[Dataset excerpt]
:::

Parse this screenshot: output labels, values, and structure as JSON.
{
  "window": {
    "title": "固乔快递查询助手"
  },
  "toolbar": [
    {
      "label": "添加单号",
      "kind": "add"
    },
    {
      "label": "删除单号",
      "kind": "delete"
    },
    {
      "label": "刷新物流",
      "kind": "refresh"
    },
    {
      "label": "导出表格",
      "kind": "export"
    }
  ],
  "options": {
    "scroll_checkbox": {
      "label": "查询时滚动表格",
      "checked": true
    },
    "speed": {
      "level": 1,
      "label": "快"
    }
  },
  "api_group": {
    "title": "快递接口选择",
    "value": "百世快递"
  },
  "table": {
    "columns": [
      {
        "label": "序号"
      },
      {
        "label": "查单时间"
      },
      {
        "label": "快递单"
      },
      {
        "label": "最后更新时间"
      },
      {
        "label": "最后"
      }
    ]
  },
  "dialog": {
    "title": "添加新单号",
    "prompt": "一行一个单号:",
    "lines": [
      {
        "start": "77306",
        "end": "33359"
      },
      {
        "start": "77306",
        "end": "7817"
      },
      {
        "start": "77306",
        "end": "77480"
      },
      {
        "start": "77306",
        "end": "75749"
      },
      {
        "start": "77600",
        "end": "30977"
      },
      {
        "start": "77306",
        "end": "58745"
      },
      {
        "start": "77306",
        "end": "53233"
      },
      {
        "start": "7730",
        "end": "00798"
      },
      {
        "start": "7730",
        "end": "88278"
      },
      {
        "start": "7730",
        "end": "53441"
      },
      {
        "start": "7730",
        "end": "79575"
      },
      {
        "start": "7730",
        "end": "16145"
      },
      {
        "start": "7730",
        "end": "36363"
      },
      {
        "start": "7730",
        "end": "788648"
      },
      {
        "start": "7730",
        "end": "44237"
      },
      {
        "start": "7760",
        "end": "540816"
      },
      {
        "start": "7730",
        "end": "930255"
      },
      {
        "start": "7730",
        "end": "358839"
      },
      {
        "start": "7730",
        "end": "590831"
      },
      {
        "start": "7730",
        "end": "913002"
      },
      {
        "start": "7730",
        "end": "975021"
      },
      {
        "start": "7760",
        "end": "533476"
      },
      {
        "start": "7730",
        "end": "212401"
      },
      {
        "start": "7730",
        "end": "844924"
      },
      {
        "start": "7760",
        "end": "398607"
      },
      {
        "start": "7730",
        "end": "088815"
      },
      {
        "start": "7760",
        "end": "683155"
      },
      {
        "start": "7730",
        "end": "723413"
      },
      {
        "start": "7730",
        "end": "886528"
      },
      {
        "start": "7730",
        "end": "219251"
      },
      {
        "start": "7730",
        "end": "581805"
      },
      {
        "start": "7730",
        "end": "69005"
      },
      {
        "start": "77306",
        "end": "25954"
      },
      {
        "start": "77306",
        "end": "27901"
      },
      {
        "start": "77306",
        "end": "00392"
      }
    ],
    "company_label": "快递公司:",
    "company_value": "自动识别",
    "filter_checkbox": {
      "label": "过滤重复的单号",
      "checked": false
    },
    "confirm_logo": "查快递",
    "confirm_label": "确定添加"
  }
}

:::

Work to complete: Transcribe all of the material exactly. Omit nothing.

The solution:
Parse this screenshot: output labels, values, and structure as JSON.
{
  "window": {
    "title": "固乔快递查询助手"
  },
  "toolbar": [
    {
      "label": "添加单号",
      "kind": "add"
    },
    {
      "label": "删除单号",
      "kind": "delete"
    },
    {
      "label": "刷新物流",
      "kind": "refresh"
    },
    {
      "label": "导出表格",
      "kind": "export"
    }
  ],
  "options": {
    "scroll_checkbox": {
      "label": "查询时滚动表格",
      "checked": true
    },
    "speed": {
      "level": 1,
      "label": "快"
    }
  },
  "api_group": {
    "title": "快递接口选择",
    "value": "百世快递"
  },
  "table": {
    "columns": [
      {
        "label": "序号"
      },
      {
        "label": "查单时间"
      },
      {
        "label": "快递单"
      },
      {
        "label": "最后更新时间"
      },
      {
        "label": "最后"
      }
    ]
  },
  "dialog": {
    "title": "添加新单号",
    "prompt": "一行一个单号:",
    "lines": [
      {
        "start": "77306",
        "end": "33359"
      },
      {
        "start": "77306",
        "end": "7817"
      },
      {
        "start": "77306",
        "end": "77480"
      },
      {
        "start": "77306",
        "end": "75749"
      },
      {
        "start": "77600",
        "end": "30977"
      },
      {
        "start": "77306",
        "end": "58745"
      },
      {
        "start": "77306",
        "end": "53233"
      },
      {
        "start": "7730",
        "end": "00798"
      },
      {
        "start": "7730",
        "end": "88278"
      },
      {
        "start": "7730",
        "end": "53441"
      },
      {
        "start": "7730",
        "end": "79575"
      },
      {
        "start": "7730",
        "end": "16145"
      },
      {
        "start": "7730",
        "end": "36363"
      },
      {
        "start": "7730",
        "end": "788648"
      },
      {
        "start": "7730",
        "end": "44237"
      },
      {
        "start": "7760",
        "end": "540816"
      },
      {
        "start": "7730",
        "end": "930255"
      },
      {
        "start": "7730",
        "end": "358839"
      },
      {
        "start": "7730",
        "end": "590831"
      },
      {
        "start": "7730",
        "end": "913002"
      },
      {
        "start": "7730",
        "end": "975021"
      },
      {
        "start": "7760",
        "end": "533476"
      },
      {
        "start": "7730",
        "end": "212401"
      },
      {
        "start": "7730",
        "end": "844924"
      },
      {
        "start": "7760",
        "end": "398607"
      },
      {
        "start": "7730",
        "end": "088815"
      },
      {
        "start": "7760",
        "end": "683155"
      },
      {
        "start": "7730",
        "end": "723413"
      },
      {
        "start": "7730",
        "end": "886528"
      },
      {
        "start": "7730",
        "end": "219251"
      },
      {
        "start": "7730",
        "end": "581805"
      },
      {
        "start": "7730",
        "end": "69005"
      },
      {
        "start": "77306",
        "end": "25954"
      },
      {
        "start": "77306",
        "end": "27901"
      },
      {
        "start": "77306",
        "end": "00392"
      }
    ],
    "company_label": "快递公司:",
    "company_value": "自动识别",
    "filter_checkbox": {
      "label": "过滤重复的单号",
      "checked": false
    },
    "confirm_logo": "查快递",
    "confirm_label": "确定添加"
  }
}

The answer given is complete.